■ WHAT THE TASK ASKS
Select all lines in the records that include "hearing".

■ RECORDS
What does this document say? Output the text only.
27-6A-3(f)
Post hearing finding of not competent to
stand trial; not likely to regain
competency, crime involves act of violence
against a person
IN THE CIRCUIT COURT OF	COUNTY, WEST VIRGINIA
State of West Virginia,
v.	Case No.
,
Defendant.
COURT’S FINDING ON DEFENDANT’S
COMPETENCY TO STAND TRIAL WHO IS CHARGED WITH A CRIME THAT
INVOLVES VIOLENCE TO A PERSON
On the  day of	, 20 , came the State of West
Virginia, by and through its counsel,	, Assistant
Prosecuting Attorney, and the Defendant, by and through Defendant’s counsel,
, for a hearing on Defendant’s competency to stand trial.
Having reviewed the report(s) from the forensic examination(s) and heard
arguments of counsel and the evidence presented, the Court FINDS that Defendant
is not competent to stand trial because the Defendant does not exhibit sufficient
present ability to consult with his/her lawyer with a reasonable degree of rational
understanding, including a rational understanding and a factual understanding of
--
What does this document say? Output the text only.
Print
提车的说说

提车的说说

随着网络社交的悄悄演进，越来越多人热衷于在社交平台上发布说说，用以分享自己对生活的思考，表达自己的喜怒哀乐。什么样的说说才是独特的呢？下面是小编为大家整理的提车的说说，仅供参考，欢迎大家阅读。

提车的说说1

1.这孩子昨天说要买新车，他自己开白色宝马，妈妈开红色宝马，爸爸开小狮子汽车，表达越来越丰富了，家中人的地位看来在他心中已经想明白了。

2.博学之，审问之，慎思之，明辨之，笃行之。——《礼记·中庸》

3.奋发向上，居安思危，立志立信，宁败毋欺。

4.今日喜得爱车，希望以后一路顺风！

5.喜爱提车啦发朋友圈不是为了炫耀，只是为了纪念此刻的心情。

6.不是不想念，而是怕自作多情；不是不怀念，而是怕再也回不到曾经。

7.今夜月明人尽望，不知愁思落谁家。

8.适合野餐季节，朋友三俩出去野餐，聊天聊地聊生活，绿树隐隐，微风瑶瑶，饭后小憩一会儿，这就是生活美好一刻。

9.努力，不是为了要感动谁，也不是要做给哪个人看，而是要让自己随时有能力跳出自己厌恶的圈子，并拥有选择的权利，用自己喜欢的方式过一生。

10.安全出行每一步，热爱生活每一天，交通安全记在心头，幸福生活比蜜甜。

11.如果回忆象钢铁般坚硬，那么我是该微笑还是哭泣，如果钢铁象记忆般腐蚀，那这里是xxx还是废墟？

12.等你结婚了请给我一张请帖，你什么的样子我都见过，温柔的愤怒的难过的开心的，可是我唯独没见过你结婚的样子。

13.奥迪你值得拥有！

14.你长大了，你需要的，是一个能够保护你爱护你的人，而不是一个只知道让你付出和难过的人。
==
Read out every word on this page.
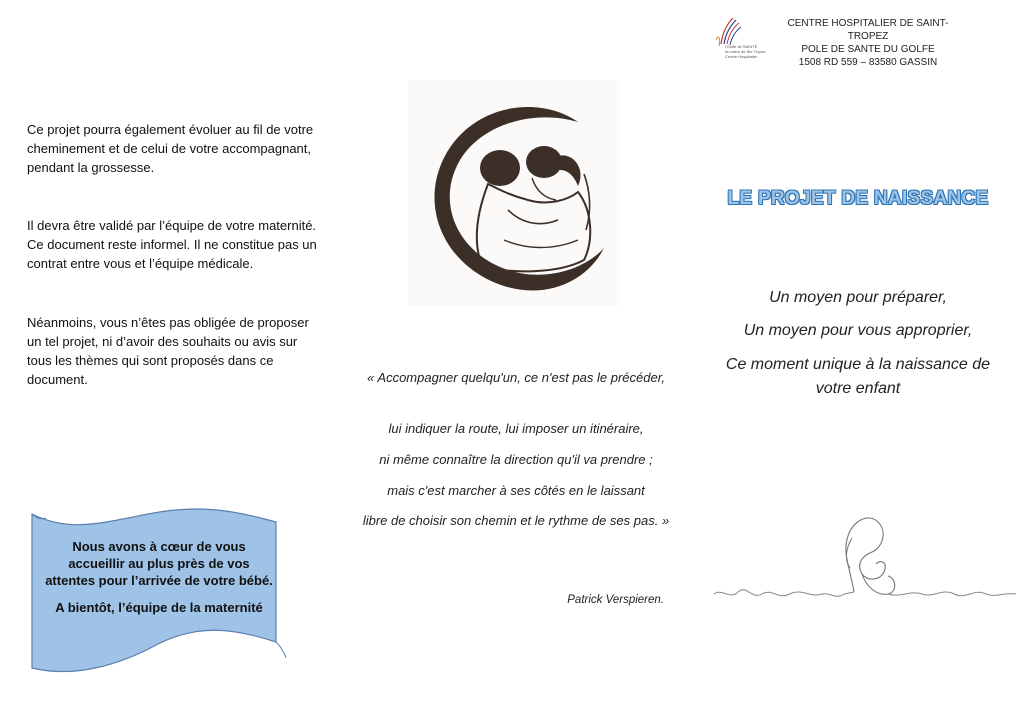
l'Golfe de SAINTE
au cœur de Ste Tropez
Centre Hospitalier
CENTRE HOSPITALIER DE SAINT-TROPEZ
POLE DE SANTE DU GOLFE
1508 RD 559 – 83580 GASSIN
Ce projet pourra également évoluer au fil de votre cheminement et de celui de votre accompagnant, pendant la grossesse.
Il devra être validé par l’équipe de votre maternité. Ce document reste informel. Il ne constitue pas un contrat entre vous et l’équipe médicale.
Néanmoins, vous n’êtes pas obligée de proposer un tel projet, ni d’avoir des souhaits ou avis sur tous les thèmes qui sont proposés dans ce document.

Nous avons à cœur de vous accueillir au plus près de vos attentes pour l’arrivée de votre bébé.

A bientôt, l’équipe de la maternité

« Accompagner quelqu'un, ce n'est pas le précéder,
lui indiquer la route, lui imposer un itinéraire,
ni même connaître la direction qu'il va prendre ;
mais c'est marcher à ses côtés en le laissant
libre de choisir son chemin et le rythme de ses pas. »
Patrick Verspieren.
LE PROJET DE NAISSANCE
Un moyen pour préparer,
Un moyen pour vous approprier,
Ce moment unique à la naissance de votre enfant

■ EXERCISE RESULT
Post hearing finding of not competent to
, for a hearing on Defendant’s competency to stand trial.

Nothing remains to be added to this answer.